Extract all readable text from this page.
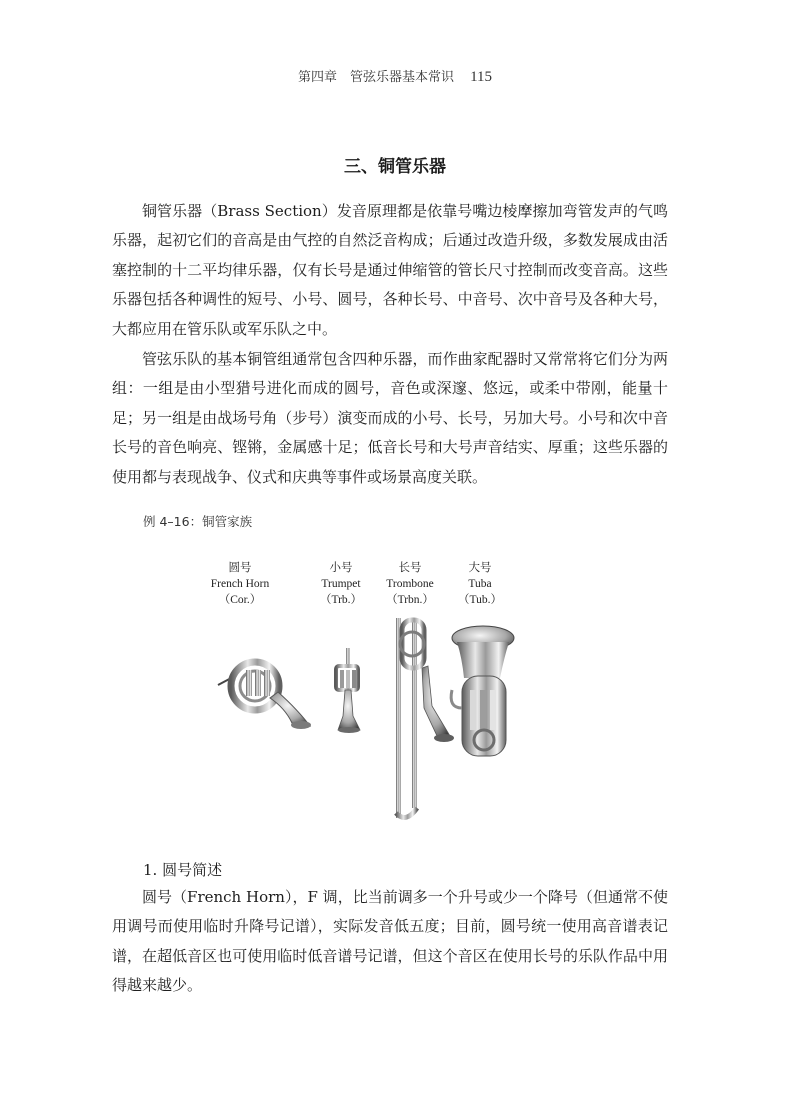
第四章　管弦乐器基本常识 115
三、铜管乐器

铜管乐器（Brass Section）发音原理都是依靠号嘴边棱摩擦加弯管发声的气鸣乐器，起初它们的音高是由气控的自然泛音构成；后通过改造升级，多数发展成由活塞控制的十二平均律乐器，仅有长号是通过伸缩管的管长尺寸控制而改变音高。这些乐器包括各种调性的短号、小号、圆号，各种长号、中音号、次中音号及各种大号，大都应用在管乐队或军乐队之中。

管弦乐队的基本铜管组通常包含四种乐器，而作曲家配器时又常常将它们分为两组：一组是由小型猎号进化而成的圆号，音色或深邃、悠远，或柔中带刚，能量十足；另一组是由战场号角（步号）演变而成的小号、长号，另加大号。小号和次中音长号的音色响亮、铿锵，金属感十足；低音长号和大号声音结实、厚重；这些乐器的使用都与表现战争、仪式和庆典等事件或场景高度关联。

例 4–16：铜管家族
圆号
French Horn
（Cor.）
小号
Trumpet
（Trb.）
长号
Trombone
（Trbn.）
大号
Tuba
（Tub.）
1. 圆号简述

圆号（French Horn），F 调，比当前调多一个升号或少一个降号（但通常不使用调号而使用临时升降号记谱），实际发音低五度；目前，圆号统一使用高音谱表记谱，在超低音区也可使用临时低音谱号记谱，但这个音区在使用长号的乐队作品中用得越来越少。
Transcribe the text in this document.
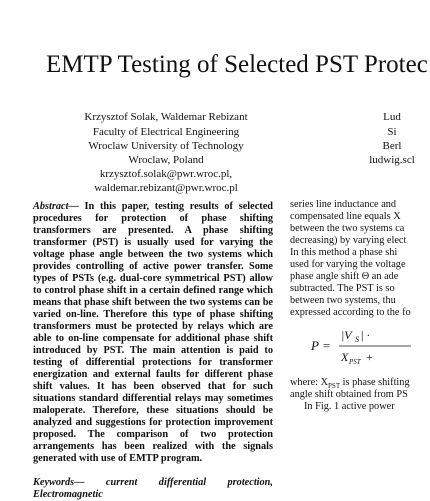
EMTP Testing of Selected PST Protec
Krzysztof Solak, Waldemar Rebizant
Faculty of Electrical Engineering
Wroclaw University of Technology
Wroclaw, Poland
krzysztof.solak@pwr.wroc.pl,
waldemar.rebizant@pwr.wroc.pl
Lud
Si
Berl
ludwig.scl

Abstract— In this paper, testing results of selected procedures for protection of phase shifting transformers are presented. A phase shifting transformer (PST) is usually used for varying the voltage phase angle between the two systems which provides controlling of active power transfer. Some types of PSTs (e.g. dual-core symmetrical PST) allow to control phase shift in a certain defined range which means that phase shift between the two systems can be varied on-line. Therefore this type of phase shifting transformers must be protected by relays which are able to on-line compensate for additional phase shift introduced by PST. The main attention is paid to testing of differential protections for transformer energization and external faults for different phase shift values. It has been observed that for such situations standard differential relays may sometimes maloperate. Therefore, these situations should be analyzed and suggestions for protection improvement proposed. The comparison of two protection arrangements has been realized with the signals generated with use of EMTP program.

Keywords— current differential protection, Electromagnetic

series line inductance and
compensated line equals X
between the two systems ca
decreasing) by varying elect
In this method a phase shi
used for varying the voltage
phase angle shift Θ an ade
subtracted. The PST is so
between two systems, thu
expressed according to the fo
P =
|V S | ·
X PST +
where: $X_{PST}$ is phase shifting
angle shift obtained from PS
In Fig. 1 active power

---*---

> REQUIREMENTS
All the records above need to be given again word for word. Skip the pictures.

> COMPLETED TASK
Extract all readable text from this page.
第四章　管弦乐器基本常识 115
三、铜管乐器

铜管乐器（Brass Section）发音原理都是依靠号嘴边棱摩擦加弯管发声的气鸣乐器，起初它们的音高是由气控的自然泛音构成；后通过改造升级，多数发展成由活塞控制的十二平均律乐器，仅有长号是通过伸缩管的管长尺寸控制而改变音高。这些乐器包括各种调性的短号、小号、圆号，各种长号、中音号、次中音号及各种大号，大都应用在管乐队或军乐队之中。

管弦乐队的基本铜管组通常包含四种乐器，而作曲家配器时又常常将它们分为两组：一组是由小型猎号进化而成的圆号，音色或深邃、悠远，或柔中带刚，能量十足；另一组是由战场号角（步号）演变而成的小号、长号，另加大号。小号和次中音长号的音色响亮、铿锵，金属感十足；低音长号和大号声音结实、厚重；这些乐器的使用都与表现战争、仪式和庆典等事件或场景高度关联。

例 4–16：铜管家族
圆号
French Horn
（Cor.）
小号
Trumpet
（Trb.）
长号
Trombone
（Trbn.）
大号
Tuba
（Tub.）
1. 圆号简述

圆号（French Horn），F 调，比当前调多一个升号或少一个降号（但通常不使用调号而使用临时升降号记谱），实际发音低五度；目前，圆号统一使用高音谱表记谱，在超低音区也可使用临时低音谱号记谱，但这个音区在使用长号的乐队作品中用得越来越少。
Transcribe the text in this document.
EMTP Testing of Selected PST Protec
Krzysztof Solak, Waldemar Rebizant
Faculty of Electrical Engineering
Wroclaw University of Technology
Wroclaw, Poland
krzysztof.solak@pwr.wroc.pl,
waldemar.rebizant@pwr.wroc.pl
Lud
Si
Berl
ludwig.scl

Abstract— In this paper, testing results of selected procedures for protection of phase shifting transformers are presented. A phase shifting transformer (PST) is usually used for varying the voltage phase angle between the two systems which provides controlling of active power transfer. Some types of PSTs (e.g. dual-core symmetrical PST) allow to control phase shift in a certain defined range which means that phase shift between the two systems can be varied on-line. Therefore this type of phase shifting transformers must be protected by relays which are able to on-line compensate for additional phase shift introduced by PST. The main attention is paid to testing of differential protections for transformer energization and external faults for different phase shift values. It has been observed that for such situations standard differential relays may sometimes maloperate. Therefore, these situations should be analyzed and suggestions for protection improvement proposed. The comparison of two protection arrangements has been realized with the signals generated with use of EMTP program.

Keywords— current differential protection, Electromagnetic

series line inductance and
compensated line equals X
between the two systems ca
decreasing) by varying elect
In this method a phase shi
used for varying the voltage
phase angle shift Θ an ade
subtracted. The PST is so
between two systems, thu
expressed according to the fo
P =
|V S | ·
X PST +
where: $X_{PST}$ is phase shifting
angle shift obtained from PS
In Fig. 1 active power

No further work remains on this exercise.